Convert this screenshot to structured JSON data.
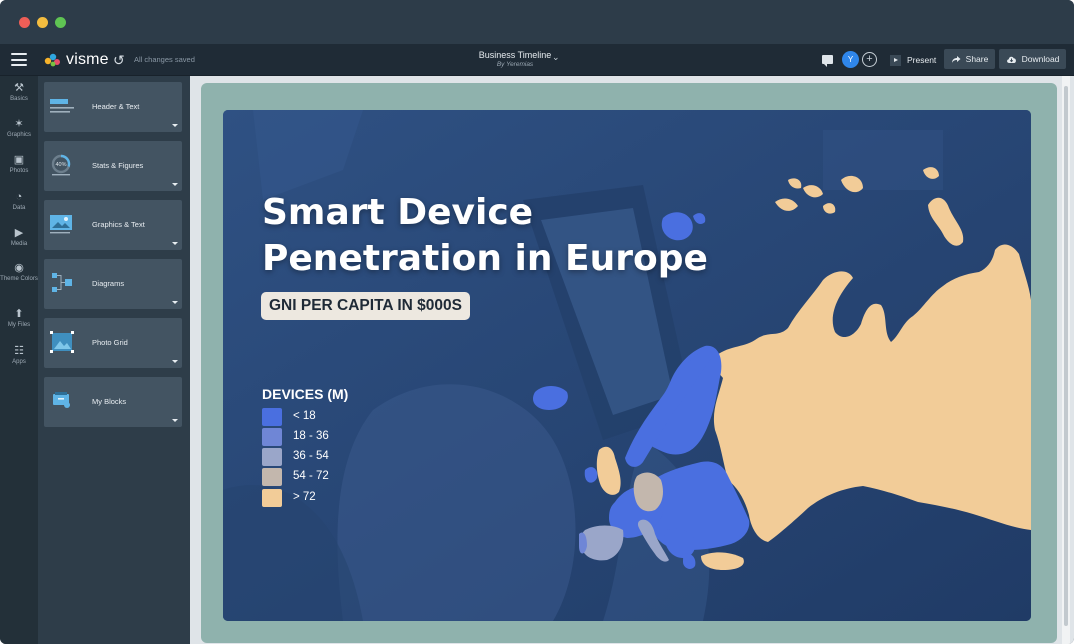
{
  "window": {
    "traffic_lights": [
      "close",
      "minimize",
      "zoom"
    ]
  },
  "toolbar": {
    "menu_icon": "hamburger-icon",
    "logo_text": "visme",
    "undo_icon": "undo-icon",
    "save_status": "All changes saved",
    "document_title": "Business Timeline",
    "document_author": "By Yeremias",
    "avatar_initial": "Y",
    "add_collaborator": "+",
    "present_label": "Present",
    "share_label": "Share",
    "download_label": "Download"
  },
  "rail": {
    "items": [
      {
        "label": "Basics",
        "icon": "basics-icon"
      },
      {
        "label": "Graphics",
        "icon": "graphics-icon"
      },
      {
        "label": "Photos",
        "icon": "photos-icon"
      },
      {
        "label": "Data",
        "icon": "data-icon"
      },
      {
        "label": "Media",
        "icon": "media-icon"
      },
      {
        "label": "Theme Colors",
        "icon": "palette-icon"
      },
      {
        "label": "My Files",
        "icon": "upload-icon"
      },
      {
        "label": "Apps",
        "icon": "apps-icon"
      }
    ]
  },
  "panel": {
    "cards": [
      {
        "label": "Header & Text",
        "thumb": "header-text-thumb"
      },
      {
        "label": "Stats & Figures",
        "thumb": "stats-thumb",
        "thumb_text": "40%"
      },
      {
        "label": "Graphics & Text",
        "thumb": "graphics-text-thumb"
      },
      {
        "label": "Diagrams",
        "thumb": "diagrams-thumb"
      },
      {
        "label": "Photo Grid",
        "thumb": "photo-grid-thumb"
      },
      {
        "label": "My Blocks",
        "thumb": "my-blocks-thumb"
      }
    ]
  },
  "slide": {
    "title_line1": "Smart Device",
    "title_line2": "Penetration in Europe",
    "subtitle_pill": "GNI PER CAPITA IN $000S",
    "legend": {
      "title": "DEVICES (M)",
      "items": [
        {
          "label": "< 18",
          "color": "#4a6fe0"
        },
        {
          "label": "18 - 36",
          "color": "#6f86d6"
        },
        {
          "label": "36 - 54",
          "color": "#9aa6c9"
        },
        {
          "label": "54 - 72",
          "color": "#c3b7ad"
        },
        {
          "label": "> 72",
          "color": "#f2cc98"
        }
      ]
    }
  },
  "colors": {
    "slide_border": "#8fb2ad",
    "slide_background": "#2c4b7a",
    "russia": "#f2cc98",
    "europe_main": "#4a6fe0"
  }
}
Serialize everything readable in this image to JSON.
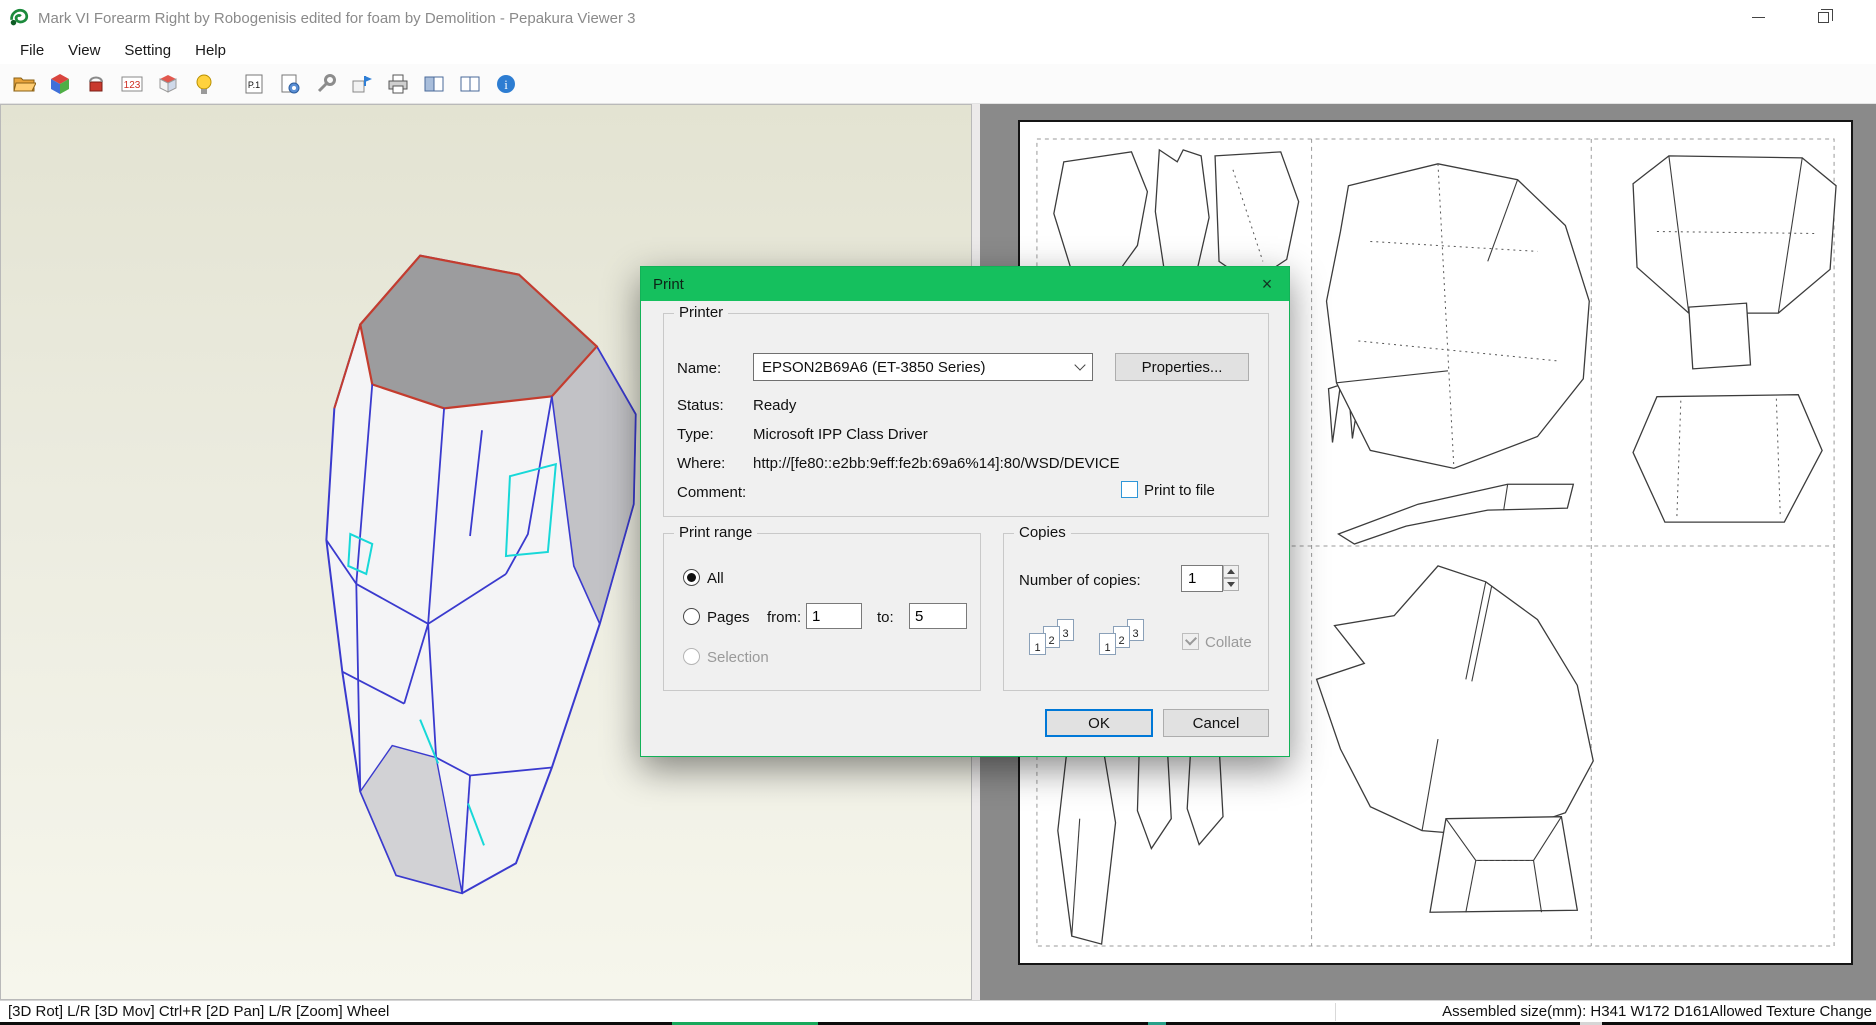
{
  "window": {
    "title": "Mark VI Forearm Right by Robogenisis edited for foam by Demolition - Pepakura Viewer 3"
  },
  "menu": {
    "items": [
      {
        "label": "File"
      },
      {
        "label": "View"
      },
      {
        "label": "Setting"
      },
      {
        "label": "Help"
      }
    ]
  },
  "toolbar": {
    "icons": [
      "open-file-icon",
      "show-3d-cube-icon",
      "texture-paint-icon",
      "edge-id-icon",
      "flaps-cube-icon",
      "light-icon",
      "page-number-icon",
      "print-setting-icon",
      "wrench-icon",
      "pick-part-icon",
      "print-icon",
      "layout-left-icon",
      "layout-both-icon",
      "info-icon"
    ],
    "edge_id_label": "123",
    "p1_label": "P.1",
    "info_glyph": "i"
  },
  "dialog": {
    "title": "Print",
    "printer": {
      "group_label": "Printer",
      "name_label": "Name:",
      "name_value": "EPSON2B69A6 (ET-3850 Series)",
      "properties_label": "Properties...",
      "status_label": "Status:",
      "status_value": "Ready",
      "type_label": "Type:",
      "type_value": "Microsoft IPP Class Driver",
      "where_label": "Where:",
      "where_value": "http://[fe80::e2bb:9eff:fe2b:69a6%14]:80/WSD/DEVICE",
      "comment_label": "Comment:",
      "print_to_file_label": "Print to file"
    },
    "print_range": {
      "group_label": "Print range",
      "all_label": "All",
      "pages_label": "Pages",
      "from_label": "from:",
      "from_value": "1",
      "to_label": "to:",
      "to_value": "5",
      "selection_label": "Selection"
    },
    "copies": {
      "group_label": "Copies",
      "number_label": "Number of copies:",
      "number_value": "1",
      "collate_label": "Collate",
      "collate_numbers": [
        "1",
        "2",
        "3"
      ]
    },
    "ok_label": "OK",
    "cancel_label": "Cancel"
  },
  "statusbar": {
    "left": "[3D Rot] L/R [3D Mov] Ctrl+R [2D Pan] L/R [Zoom] Wheel",
    "assembled": "Assembled size(mm): H341 W172 D161",
    "texture": "Allowed Texture Change"
  },
  "colors": {
    "dialog_accent": "#15c05e",
    "default_button_border": "#0078d7",
    "pane_2d_background": "#8a8a8a"
  }
}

▸ **Exercise description**: Retype each entry precisely. Skip images entirely.

▸ **The completed task**:
Convert this screenshot to structured JSON data.
{
  "window": {
    "traffic_lights": [
      "close",
      "minimize",
      "zoom"
    ]
  },
  "toolbar": {
    "menu_icon": "hamburger-icon",
    "logo_text": "visme",
    "undo_icon": "undo-icon",
    "save_status": "All changes saved",
    "document_title": "Business Timeline",
    "document_author": "By Yeremias",
    "avatar_initial": "Y",
    "add_collaborator": "+",
    "present_label": "Present",
    "share_label": "Share",
    "download_label": "Download"
  },
  "rail": {
    "items": [
      {
        "label": "Basics",
        "icon": "basics-icon"
      },
      {
        "label": "Graphics",
        "icon": "graphics-icon"
      },
      {
        "label": "Photos",
        "icon": "photos-icon"
      },
      {
        "label": "Data",
        "icon": "data-icon"
      },
      {
        "label": "Media",
        "icon": "media-icon"
      },
      {
        "label": "Theme Colors",
        "icon": "palette-icon"
      },
      {
        "label": "My Files",
        "icon": "upload-icon"
      },
      {
        "label": "Apps",
        "icon": "apps-icon"
      }
    ]
  },
  "panel": {
    "cards": [
      {
        "label": "Header & Text",
        "thumb": "header-text-thumb"
      },
      {
        "label": "Stats & Figures",
        "thumb": "stats-thumb",
        "thumb_text": "40%"
      },
      {
        "label": "Graphics & Text",
        "thumb": "graphics-text-thumb"
      },
      {
        "label": "Diagrams",
        "thumb": "diagrams-thumb"
      },
      {
        "label": "Photo Grid",
        "thumb": "photo-grid-thumb"
      },
      {
        "label": "My Blocks",
        "thumb": "my-blocks-thumb"
      }
    ]
  },
  "slide": {
    "title_line1": "Smart Device",
    "title_line2": "Penetration in Europe",
    "subtitle_pill": "GNI PER CAPITA IN $000S",
    "legend": {
      "title": "DEVICES (M)",
      "items": [
        {
          "label": "< 18",
          "color": "#4a6fe0"
        },
        {
          "label": "18 - 36",
          "color": "#6f86d6"
        },
        {
          "label": "36 - 54",
          "color": "#9aa6c9"
        },
        {
          "label": "54 - 72",
          "color": "#c3b7ad"
        },
        {
          "label": "> 72",
          "color": "#f2cc98"
        }
      ]
    }
  },
  "colors": {
    "slide_border": "#8fb2ad",
    "slide_background": "#2c4b7a",
    "russia": "#f2cc98",
    "europe_main": "#4a6fe0"
  }
}
Serialize everything readable in this image to JSON.
{
  "window": {
    "title": "Mark VI Forearm Right by Robogenisis edited for foam by Demolition - Pepakura Viewer 3"
  },
  "menu": {
    "items": [
      {
        "label": "File"
      },
      {
        "label": "View"
      },
      {
        "label": "Setting"
      },
      {
        "label": "Help"
      }
    ]
  },
  "toolbar": {
    "icons": [
      "open-file-icon",
      "show-3d-cube-icon",
      "texture-paint-icon",
      "edge-id-icon",
      "flaps-cube-icon",
      "light-icon",
      "page-number-icon",
      "print-setting-icon",
      "wrench-icon",
      "pick-part-icon",
      "print-icon",
      "layout-left-icon",
      "layout-both-icon",
      "info-icon"
    ],
    "edge_id_label": "123",
    "p1_label": "P.1",
    "info_glyph": "i"
  },
  "dialog": {
    "title": "Print",
    "printer": {
      "group_label": "Printer",
      "name_label": "Name:",
      "name_value": "EPSON2B69A6 (ET-3850 Series)",
      "properties_label": "Properties...",
      "status_label": "Status:",
      "status_value": "Ready",
      "type_label": "Type:",
      "type_value": "Microsoft IPP Class Driver",
      "where_label": "Where:",
      "where_value": "http://[fe80::e2bb:9eff:fe2b:69a6%14]:80/WSD/DEVICE",
      "comment_label": "Comment:",
      "print_to_file_label": "Print to file"
    },
    "print_range": {
      "group_label": "Print range",
      "all_label": "All",
      "pages_label": "Pages",
      "from_label": "from:",
      "from_value": "1",
      "to_label": "to:",
      "to_value": "5",
      "selection_label": "Selection"
    },
    "copies": {
      "group_label": "Copies",
      "number_label": "Number of copies:",
      "number_value": "1",
      "collate_label": "Collate",
      "collate_numbers": [
        "1",
        "2",
        "3"
      ]
    },
    "ok_label": "OK",
    "cancel_label": "Cancel"
  },
  "statusbar": {
    "left": "[3D Rot] L/R [3D Mov] Ctrl+R [2D Pan] L/R [Zoom] Wheel",
    "assembled": "Assembled size(mm): H341 W172 D161",
    "texture": "Allowed Texture Change"
  },
  "colors": {
    "dialog_accent": "#15c05e",
    "default_button_border": "#0078d7",
    "pane_2d_background": "#8a8a8a"
  }
}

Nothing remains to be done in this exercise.